Problem to solve: Transcribe all of the data exactly. Omit the pictures.

Stored entries:
────────

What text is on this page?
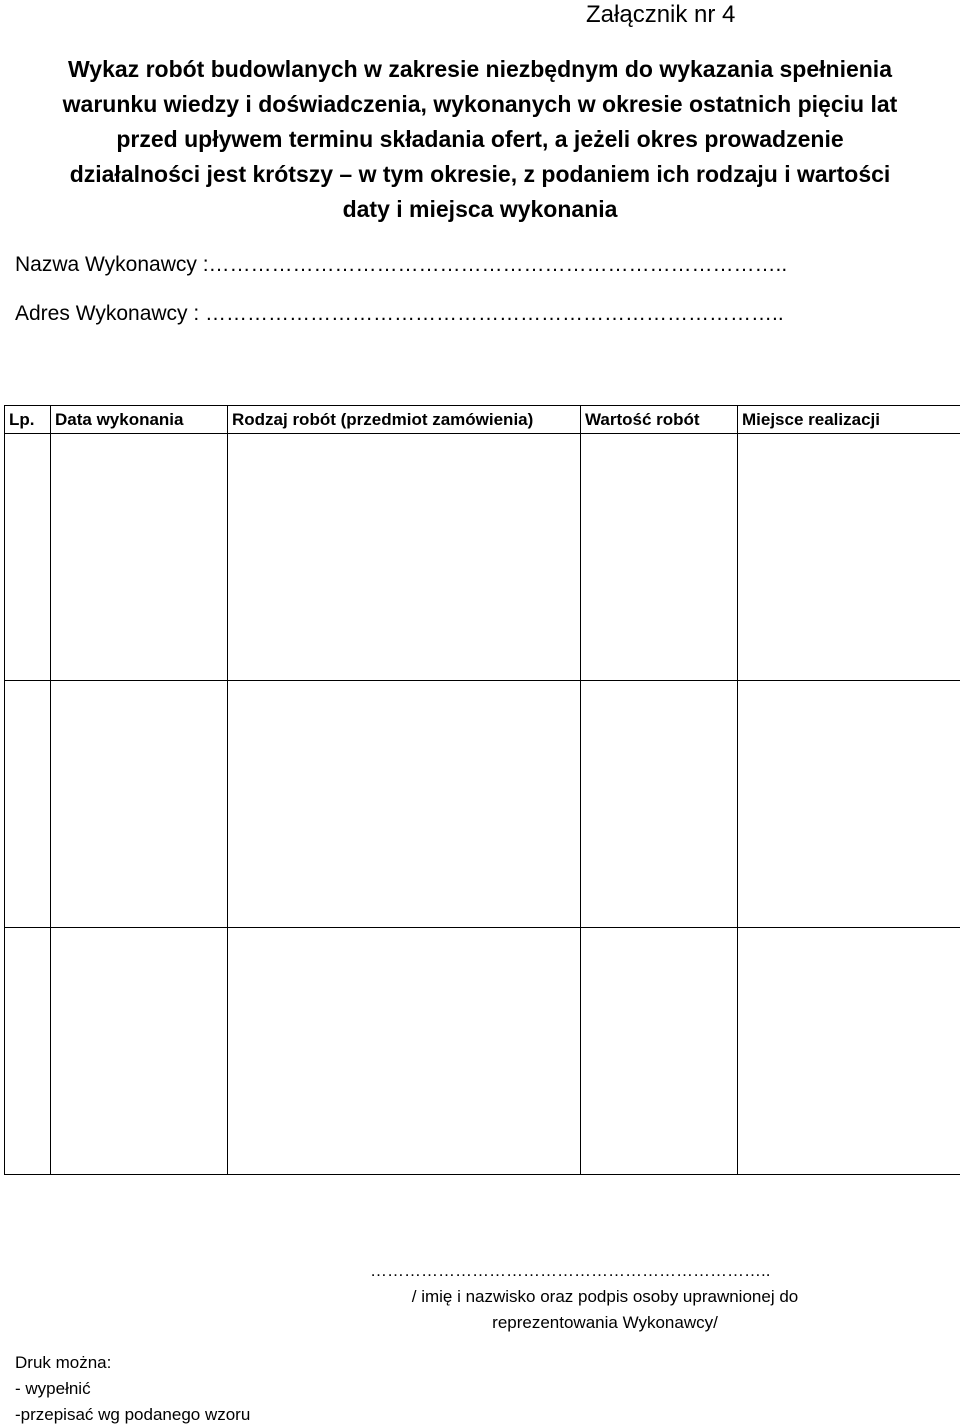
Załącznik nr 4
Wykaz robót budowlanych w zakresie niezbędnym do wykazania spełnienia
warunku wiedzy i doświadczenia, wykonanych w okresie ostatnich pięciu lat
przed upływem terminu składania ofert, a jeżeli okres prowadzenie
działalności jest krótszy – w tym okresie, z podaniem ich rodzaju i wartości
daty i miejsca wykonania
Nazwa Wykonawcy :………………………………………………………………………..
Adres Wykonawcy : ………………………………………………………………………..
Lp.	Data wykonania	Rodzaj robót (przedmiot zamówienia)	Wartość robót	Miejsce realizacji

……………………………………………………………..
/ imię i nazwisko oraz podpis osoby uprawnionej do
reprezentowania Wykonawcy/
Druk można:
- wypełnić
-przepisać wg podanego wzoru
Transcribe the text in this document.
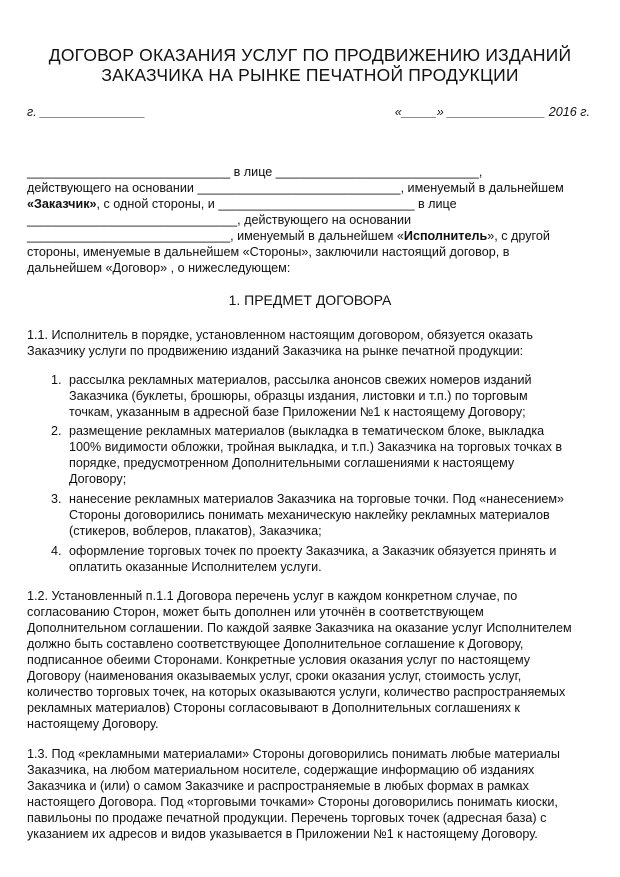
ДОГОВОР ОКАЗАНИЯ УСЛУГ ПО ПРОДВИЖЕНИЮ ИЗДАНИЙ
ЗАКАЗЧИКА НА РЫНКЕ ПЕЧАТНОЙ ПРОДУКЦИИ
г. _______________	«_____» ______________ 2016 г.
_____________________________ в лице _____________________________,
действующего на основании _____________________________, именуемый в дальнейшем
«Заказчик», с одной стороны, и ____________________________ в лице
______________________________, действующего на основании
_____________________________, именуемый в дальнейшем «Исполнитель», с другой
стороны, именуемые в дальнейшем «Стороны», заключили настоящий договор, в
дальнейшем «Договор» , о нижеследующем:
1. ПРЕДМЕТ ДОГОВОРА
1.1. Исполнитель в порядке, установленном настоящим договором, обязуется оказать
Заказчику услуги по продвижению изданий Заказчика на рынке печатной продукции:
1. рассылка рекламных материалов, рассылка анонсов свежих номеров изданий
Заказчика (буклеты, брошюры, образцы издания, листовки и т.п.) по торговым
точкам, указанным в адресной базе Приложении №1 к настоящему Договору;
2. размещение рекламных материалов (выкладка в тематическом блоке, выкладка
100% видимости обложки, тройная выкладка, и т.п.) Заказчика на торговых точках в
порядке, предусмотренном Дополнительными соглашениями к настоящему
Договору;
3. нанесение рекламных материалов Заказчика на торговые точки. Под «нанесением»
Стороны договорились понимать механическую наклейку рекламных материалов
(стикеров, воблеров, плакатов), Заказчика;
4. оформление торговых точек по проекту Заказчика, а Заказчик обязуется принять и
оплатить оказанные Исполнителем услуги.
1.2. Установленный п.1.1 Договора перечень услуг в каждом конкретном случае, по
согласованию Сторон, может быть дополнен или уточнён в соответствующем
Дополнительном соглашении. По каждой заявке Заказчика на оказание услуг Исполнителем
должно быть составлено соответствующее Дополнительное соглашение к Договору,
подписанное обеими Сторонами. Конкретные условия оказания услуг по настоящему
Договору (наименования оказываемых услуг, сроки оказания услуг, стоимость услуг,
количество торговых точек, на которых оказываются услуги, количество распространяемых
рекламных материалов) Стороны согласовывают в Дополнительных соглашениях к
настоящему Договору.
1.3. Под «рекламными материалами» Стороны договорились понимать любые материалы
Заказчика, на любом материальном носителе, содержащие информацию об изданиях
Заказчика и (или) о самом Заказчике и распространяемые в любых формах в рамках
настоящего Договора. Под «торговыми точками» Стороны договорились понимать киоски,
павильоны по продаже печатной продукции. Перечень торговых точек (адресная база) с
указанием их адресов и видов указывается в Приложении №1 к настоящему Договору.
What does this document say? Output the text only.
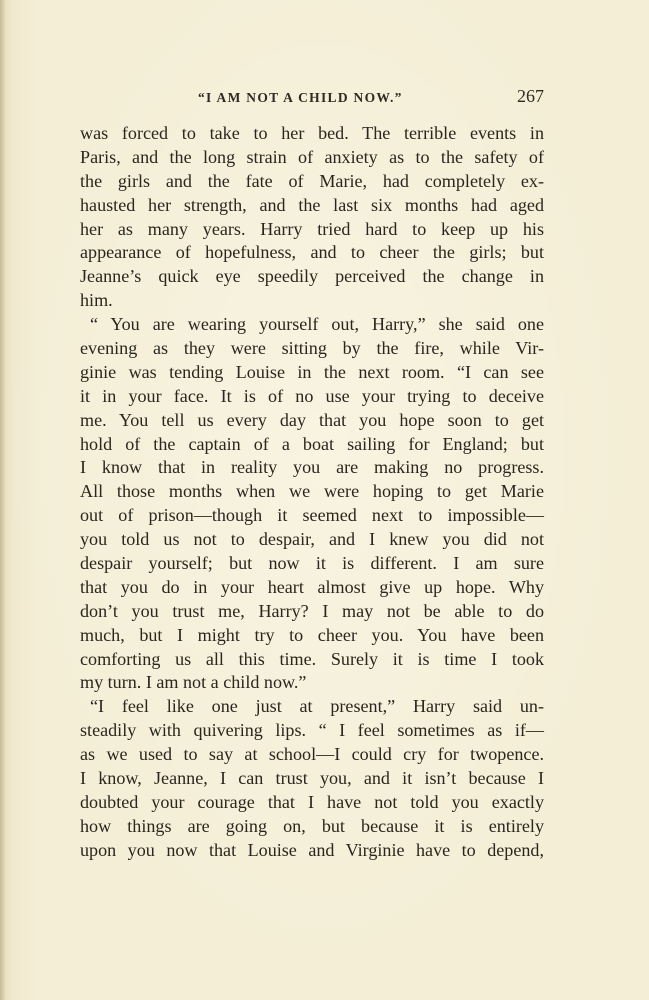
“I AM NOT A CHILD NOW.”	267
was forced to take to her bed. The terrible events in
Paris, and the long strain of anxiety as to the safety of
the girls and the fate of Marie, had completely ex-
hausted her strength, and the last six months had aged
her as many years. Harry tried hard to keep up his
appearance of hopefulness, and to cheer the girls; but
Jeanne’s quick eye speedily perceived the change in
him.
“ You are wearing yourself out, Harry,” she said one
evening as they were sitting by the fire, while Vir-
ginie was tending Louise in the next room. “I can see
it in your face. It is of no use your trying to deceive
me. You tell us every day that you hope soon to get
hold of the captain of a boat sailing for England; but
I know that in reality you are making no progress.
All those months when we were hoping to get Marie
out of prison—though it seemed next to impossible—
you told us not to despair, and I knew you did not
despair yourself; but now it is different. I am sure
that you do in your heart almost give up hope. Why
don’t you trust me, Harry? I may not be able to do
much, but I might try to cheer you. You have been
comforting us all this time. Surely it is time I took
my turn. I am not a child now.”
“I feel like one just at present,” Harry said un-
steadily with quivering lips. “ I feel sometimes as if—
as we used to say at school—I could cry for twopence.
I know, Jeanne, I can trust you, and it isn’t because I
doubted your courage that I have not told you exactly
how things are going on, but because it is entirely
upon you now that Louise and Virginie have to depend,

────────

Written answer:
What text is on this page?
Załącznik nr 4
Wykaz robót budowlanych w zakresie niezbędnym do wykazania spełnienia
warunku wiedzy i doświadczenia, wykonanych w okresie ostatnich pięciu lat
przed upływem terminu składania ofert, a jeżeli okres prowadzenie
działalności jest krótszy – w tym okresie, z podaniem ich rodzaju i wartości
daty i miejsca wykonania
Nazwa Wykonawcy :………………………………………………………………………..
Adres Wykonawcy : ………………………………………………………………………..
Lp.	Data wykonania	Rodzaj robót (przedmiot zamówienia)	Wartość robót	Miejsce realizacji

……………………………………………………………..
/ imię i nazwisko oraz podpis osoby uprawnionej do
reprezentowania Wykonawcy/
Druk można:
- wypełnić
-przepisać wg podanego wzoru
Transcribe the text in this document.
ДОГОВОР ОКАЗАНИЯ УСЛУГ ПО ПРОДВИЖЕНИЮ ИЗДАНИЙ
ЗАКАЗЧИКА НА РЫНКЕ ПЕЧАТНОЙ ПРОДУКЦИИ
г. _______________	«_____» ______________ 2016 г.
_____________________________ в лице _____________________________,
действующего на основании _____________________________, именуемый в дальнейшем
«Заказчик», с одной стороны, и ____________________________ в лице
______________________________, действующего на основании
_____________________________, именуемый в дальнейшем «Исполнитель», с другой
стороны, именуемые в дальнейшем «Стороны», заключили настоящий договор, в
дальнейшем «Договор» , о нижеследующем:
1. ПРЕДМЕТ ДОГОВОРА
1.1. Исполнитель в порядке, установленном настоящим договором, обязуется оказать
Заказчику услуги по продвижению изданий Заказчика на рынке печатной продукции:
1. рассылка рекламных материалов, рассылка анонсов свежих номеров изданий
Заказчика (буклеты, брошюры, образцы издания, листовки и т.п.) по торговым
точкам, указанным в адресной базе Приложении №1 к настоящему Договору;
2. размещение рекламных материалов (выкладка в тематическом блоке, выкладка
100% видимости обложки, тройная выкладка, и т.п.) Заказчика на торговых точках в
порядке, предусмотренном Дополнительными соглашениями к настоящему
Договору;
3. нанесение рекламных материалов Заказчика на торговые точки. Под «нанесением»
Стороны договорились понимать механическую наклейку рекламных материалов
(стикеров, воблеров, плакатов), Заказчика;
4. оформление торговых точек по проекту Заказчика, а Заказчик обязуется принять и
оплатить оказанные Исполнителем услуги.
1.2. Установленный п.1.1 Договора перечень услуг в каждом конкретном случае, по
согласованию Сторон, может быть дополнен или уточнён в соответствующем
Дополнительном соглашении. По каждой заявке Заказчика на оказание услуг Исполнителем
должно быть составлено соответствующее Дополнительное соглашение к Договору,
подписанное обеими Сторонами. Конкретные условия оказания услуг по настоящему
Договору (наименования оказываемых услуг, сроки оказания услуг, стоимость услуг,
количество торговых точек, на которых оказываются услуги, количество распространяемых
рекламных материалов) Стороны согласовывают в Дополнительных соглашениях к
настоящему Договору.
1.3. Под «рекламными материалами» Стороны договорились понимать любые материалы
Заказчика, на любом материальном носителе, содержащие информацию об изданиях
Заказчика и (или) о самом Заказчике и распространяемые в любых формах в рамках
настоящего Договора. Под «торговыми точками» Стороны договорились понимать киоски,
павильоны по продаже печатной продукции. Перечень торговых точек (адресная база) с
указанием их адресов и видов указывается в Приложении №1 к настоящему Договору.
What does this document say? Output the text only.
“I AM NOT A CHILD NOW.”	267
was forced to take to her bed. The terrible events in
Paris, and the long strain of anxiety as to the safety of
the girls and the fate of Marie, had completely ex-
hausted her strength, and the last six months had aged
her as many years. Harry tried hard to keep up his
appearance of hopefulness, and to cheer the girls; but
Jeanne’s quick eye speedily perceived the change in
him.
“ You are wearing yourself out, Harry,” she said one
evening as they were sitting by the fire, while Vir-
ginie was tending Louise in the next room. “I can see
it in your face. It is of no use your trying to deceive
me. You tell us every day that you hope soon to get
hold of the captain of a boat sailing for England; but
I know that in reality you are making no progress.
All those months when we were hoping to get Marie
out of prison—though it seemed next to impossible—
you told us not to despair, and I knew you did not
despair yourself; but now it is different. I am sure
that you do in your heart almost give up hope. Why
don’t you trust me, Harry? I may not be able to do
much, but I might try to cheer you. You have been
comforting us all this time. Surely it is time I took
my turn. I am not a child now.”
“I feel like one just at present,” Harry said un-
steadily with quivering lips. “ I feel sometimes as if—
as we used to say at school—I could cry for twopence.
I know, Jeanne, I can trust you, and it isn’t because I
doubted your courage that I have not told you exactly
how things are going on, but because it is entirely
upon you now that Louise and Virginie have to depend,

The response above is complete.